Written exercise →
Answer these questions about the forum thread below on finding runs of NaN values in pandas columns.
(a) What value does the asker's interpolate call pass for limit_area?
(b) Which two columns does the asker want as output?
(c) What number does df.apply(seqnan) return for column b?

Document excerpt →

0

I am currently cleaning a rather large file of time series. As you can see in the dataframe below, the majority of columns begin and end with some NaNs.

import pandas as pd
import numpy as np

df = pd.DataFrame({
               'a': [np.NaN, np.NaN, 3, 4, 5, 3, 2, 1, 2, 1, np.NaN, np.NaN],
               'b': [np.NaN, 80, 84, 30, 3, np.NaN, np.NaN, np.NaN, 4, 3, 2, 1],
               'c': [np.NaN, np.NaN, np.NaN, np.NaN, np.NaN, 80, 84, 1, 2, 3, 4 , 5],
               'd': [np.NaN, 40, 8, 2, 3, 4, 5, 6, 7, 8, 7, np.NaN],
               'e': [np.NaN, 1, 2, 3, np.NaN, np.NaN, 6, 7, 8, 9, 1 ,2]})

This isn't a problem for me, but: If there is a series of 2 following NaN's INSIDE the first real value and the last value of a column, I need to detect them. So what I want to do is very similiar to the idea / thinking behind the interpolation method:

df = df.interpolate(method = 'linear', limit_area='inside', limit = 2)       

But instead I would like to get the columns in which there are these recurring NaN series. So looking at the example dataframe above, I would like column "b" and "e" as the output, because those are the only columns who have more than two recurring NaNs INBETWEEN the first and last real, non-NaN value. So I am not looking for a interpolation method, but a method for detecting these columns

Does anyone have a recommendation how this could be done? Thanks in advance

Sanoj
  • 301
  • 1
  • 16

1 Answers1

1

This can be solved using a method derived from the consecutive count problem

Here I would define a function to count the maximum numbers of consecutive NaN inside a Series:

def seqnan(x):
    y = x[~x.isna()]
    y = x[y.index[0]:y.index[-1]]      # limit from first non NaN value to last one
    # the magic formula (see ref. post for details)
    t = y[y.isna()].groupby((y.isna()&(~y.shift().isna())).cumsum()).cumcount().max()
    return 0 if np.isnan(t) else t+1

Now we have:

>>> df.apply(seqnan)
a    0
b    3
c    0
d    0
e    2
dtype: int64

So to get the columns names having at least 2 consecutive NaN values inside the first non NaN to last non NaN, you can do

tmp = df.apply(seqnan)
cols = tmp[tmp >= 2].index.tolist()

to get as expected

['b', 'e']
Serge Ballesta
  • 143,923
  • 11
  • 122
  • 252

Stored rows →
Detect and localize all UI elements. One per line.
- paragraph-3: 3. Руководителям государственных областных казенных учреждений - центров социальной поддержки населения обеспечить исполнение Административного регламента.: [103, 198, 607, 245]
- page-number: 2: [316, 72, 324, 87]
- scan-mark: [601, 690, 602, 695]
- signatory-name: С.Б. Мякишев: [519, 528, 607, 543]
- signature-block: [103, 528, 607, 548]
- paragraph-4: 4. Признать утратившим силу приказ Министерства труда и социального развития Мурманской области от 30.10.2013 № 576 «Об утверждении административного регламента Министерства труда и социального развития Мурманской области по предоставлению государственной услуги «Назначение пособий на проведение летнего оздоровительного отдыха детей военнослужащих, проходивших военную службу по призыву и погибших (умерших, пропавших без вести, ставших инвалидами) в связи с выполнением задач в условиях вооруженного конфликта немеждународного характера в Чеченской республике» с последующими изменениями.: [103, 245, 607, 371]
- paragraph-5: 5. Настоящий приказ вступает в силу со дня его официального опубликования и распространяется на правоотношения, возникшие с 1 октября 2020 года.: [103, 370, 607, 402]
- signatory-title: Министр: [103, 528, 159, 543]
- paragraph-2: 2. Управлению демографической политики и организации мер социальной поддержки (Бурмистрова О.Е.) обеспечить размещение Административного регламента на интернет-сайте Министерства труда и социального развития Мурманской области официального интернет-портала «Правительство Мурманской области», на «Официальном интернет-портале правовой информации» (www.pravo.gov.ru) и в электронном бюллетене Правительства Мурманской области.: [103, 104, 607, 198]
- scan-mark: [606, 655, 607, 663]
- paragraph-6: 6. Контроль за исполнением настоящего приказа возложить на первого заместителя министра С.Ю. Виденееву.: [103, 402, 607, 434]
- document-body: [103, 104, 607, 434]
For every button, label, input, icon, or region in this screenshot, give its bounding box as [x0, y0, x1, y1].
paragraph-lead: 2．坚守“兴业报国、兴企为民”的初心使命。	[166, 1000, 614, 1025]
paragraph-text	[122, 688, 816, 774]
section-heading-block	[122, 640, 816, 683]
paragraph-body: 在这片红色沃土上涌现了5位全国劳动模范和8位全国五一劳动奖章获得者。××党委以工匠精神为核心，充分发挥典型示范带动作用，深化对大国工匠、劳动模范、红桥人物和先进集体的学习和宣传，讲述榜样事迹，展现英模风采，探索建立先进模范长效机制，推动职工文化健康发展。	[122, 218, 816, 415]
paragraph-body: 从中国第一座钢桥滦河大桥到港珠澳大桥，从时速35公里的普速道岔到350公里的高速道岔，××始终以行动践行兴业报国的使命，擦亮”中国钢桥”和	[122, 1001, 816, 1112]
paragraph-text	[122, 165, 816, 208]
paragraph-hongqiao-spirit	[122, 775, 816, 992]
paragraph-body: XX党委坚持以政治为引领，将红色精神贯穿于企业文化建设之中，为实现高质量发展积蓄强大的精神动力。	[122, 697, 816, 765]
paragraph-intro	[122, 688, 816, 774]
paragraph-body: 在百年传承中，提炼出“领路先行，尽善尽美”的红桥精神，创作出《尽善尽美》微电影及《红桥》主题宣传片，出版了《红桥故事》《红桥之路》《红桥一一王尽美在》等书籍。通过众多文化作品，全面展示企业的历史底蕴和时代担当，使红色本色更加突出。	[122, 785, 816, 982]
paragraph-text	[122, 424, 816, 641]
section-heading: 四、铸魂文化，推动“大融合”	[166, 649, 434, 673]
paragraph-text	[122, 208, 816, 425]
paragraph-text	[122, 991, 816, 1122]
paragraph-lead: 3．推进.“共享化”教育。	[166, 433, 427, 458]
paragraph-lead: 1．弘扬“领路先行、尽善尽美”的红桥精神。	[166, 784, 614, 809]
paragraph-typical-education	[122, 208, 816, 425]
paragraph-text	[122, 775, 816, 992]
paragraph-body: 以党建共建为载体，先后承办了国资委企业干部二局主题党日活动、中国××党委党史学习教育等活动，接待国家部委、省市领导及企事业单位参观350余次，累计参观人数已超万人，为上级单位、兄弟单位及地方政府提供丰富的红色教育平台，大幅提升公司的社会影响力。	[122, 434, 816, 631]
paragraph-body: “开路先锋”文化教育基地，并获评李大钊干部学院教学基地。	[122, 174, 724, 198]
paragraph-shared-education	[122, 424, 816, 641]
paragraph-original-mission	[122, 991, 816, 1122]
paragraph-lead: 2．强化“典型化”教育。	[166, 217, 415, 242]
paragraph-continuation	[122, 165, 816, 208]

Exercise result →
(a) 'inside'
(b) Columns "b" and "e"
(c) 3